• **Short task**: Quote the full listing word for word.
>> BEGIN Listing
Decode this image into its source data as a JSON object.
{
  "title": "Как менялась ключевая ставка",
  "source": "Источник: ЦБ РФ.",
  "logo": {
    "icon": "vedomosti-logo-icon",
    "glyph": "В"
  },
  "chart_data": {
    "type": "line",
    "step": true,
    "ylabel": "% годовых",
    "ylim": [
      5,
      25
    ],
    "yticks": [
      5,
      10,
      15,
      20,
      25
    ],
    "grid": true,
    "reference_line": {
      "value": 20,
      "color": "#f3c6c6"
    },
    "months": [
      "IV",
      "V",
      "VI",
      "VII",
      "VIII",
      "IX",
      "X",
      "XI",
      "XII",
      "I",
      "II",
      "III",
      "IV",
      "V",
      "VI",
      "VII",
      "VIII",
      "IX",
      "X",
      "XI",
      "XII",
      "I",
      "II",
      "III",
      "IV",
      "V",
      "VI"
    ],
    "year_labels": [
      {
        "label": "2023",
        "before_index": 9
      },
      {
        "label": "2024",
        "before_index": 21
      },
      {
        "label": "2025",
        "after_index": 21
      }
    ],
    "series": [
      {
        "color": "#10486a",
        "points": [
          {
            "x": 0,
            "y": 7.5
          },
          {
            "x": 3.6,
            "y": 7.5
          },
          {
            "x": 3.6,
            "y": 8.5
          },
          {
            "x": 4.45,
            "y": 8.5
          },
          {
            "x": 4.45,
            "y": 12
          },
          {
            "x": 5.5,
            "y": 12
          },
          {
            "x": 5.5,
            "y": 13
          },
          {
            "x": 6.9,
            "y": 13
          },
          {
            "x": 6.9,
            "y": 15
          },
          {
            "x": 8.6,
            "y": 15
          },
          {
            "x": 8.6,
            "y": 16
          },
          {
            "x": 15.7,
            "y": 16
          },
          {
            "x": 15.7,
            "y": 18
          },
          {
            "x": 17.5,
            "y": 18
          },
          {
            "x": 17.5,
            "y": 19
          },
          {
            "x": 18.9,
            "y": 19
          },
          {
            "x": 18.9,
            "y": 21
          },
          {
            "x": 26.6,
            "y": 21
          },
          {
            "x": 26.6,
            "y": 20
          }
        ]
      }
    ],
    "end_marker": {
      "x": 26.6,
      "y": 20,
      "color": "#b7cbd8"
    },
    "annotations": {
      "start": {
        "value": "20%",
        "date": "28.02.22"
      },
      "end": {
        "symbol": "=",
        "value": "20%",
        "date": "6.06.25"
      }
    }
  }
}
>> END Listing
• **Complete response**:
Decode this image into its source data as a JSON object.
{
  "title": "Как менялась ключевая ставка",
  "source": "Источник: ЦБ РФ.",
  "logo": {
    "icon": "vedomosti-logo-icon",
    "glyph": "В"
  },
  "chart_data": {
    "type": "line",
    "step": true,
    "ylabel": "% годовых",
    "ylim": [
      5,
      25
    ],
    "yticks": [
      5,
      10,
      15,
      20,
      25
    ],
    "grid": true,
    "reference_line": {
      "value": 20,
      "color": "#f3c6c6"
    },
    "months": [
      "IV",
      "V",
      "VI",
      "VII",
      "VIII",
      "IX",
      "X",
      "XI",
      "XII",
      "I",
      "II",
      "III",
      "IV",
      "V",
      "VI",
      "VII",
      "VIII",
      "IX",
      "X",
      "XI",
      "XII",
      "I",
      "II",
      "III",
      "IV",
      "V",
      "VI"
    ],
    "year_labels": [
      {
        "label": "2023",
        "before_index": 9
      },
      {
        "label": "2024",
        "before_index": 21
      },
      {
        "label": "2025",
        "after_index": 21
      }
    ],
    "series": [
      {
        "color": "#10486a",
        "points": [
          {
            "x": 0,
            "y": 7.5
          },
          {
            "x": 3.6,
            "y": 7.5
          },
          {
            "x": 3.6,
            "y": 8.5
          },
          {
            "x": 4.45,
            "y": 8.5
          },
          {
            "x": 4.45,
            "y": 12
          },
          {
            "x": 5.5,
            "y": 12
          },
          {
            "x": 5.5,
            "y": 13
          },
          {
            "x": 6.9,
            "y": 13
          },
          {
            "x": 6.9,
            "y": 15
          },
          {
            "x": 8.6,
            "y": 15
          },
          {
            "x": 8.6,
            "y": 16
          },
          {
            "x": 15.7,
            "y": 16
          },
          {
            "x": 15.7,
            "y": 18
          },
          {
            "x": 17.5,
            "y": 18
          },
          {
            "x": 17.5,
            "y": 19
          },
          {
            "x": 18.9,
            "y": 19
          },
          {
            "x": 18.9,
            "y": 21
          },
          {
            "x": 26.6,
            "y": 21
          },
          {
            "x": 26.6,
            "y": 20
          }
        ]
      }
    ],
    "end_marker": {
      "x": 26.6,
      "y": 20,
      "color": "#b7cbd8"
    },
    "annotations": {
      "start": {
        "value": "20%",
        "date": "28.02.22"
      },
      "end": {
        "symbol": "=",
        "value": "20%",
        "date": "6.06.25"
      }
    }
  }
}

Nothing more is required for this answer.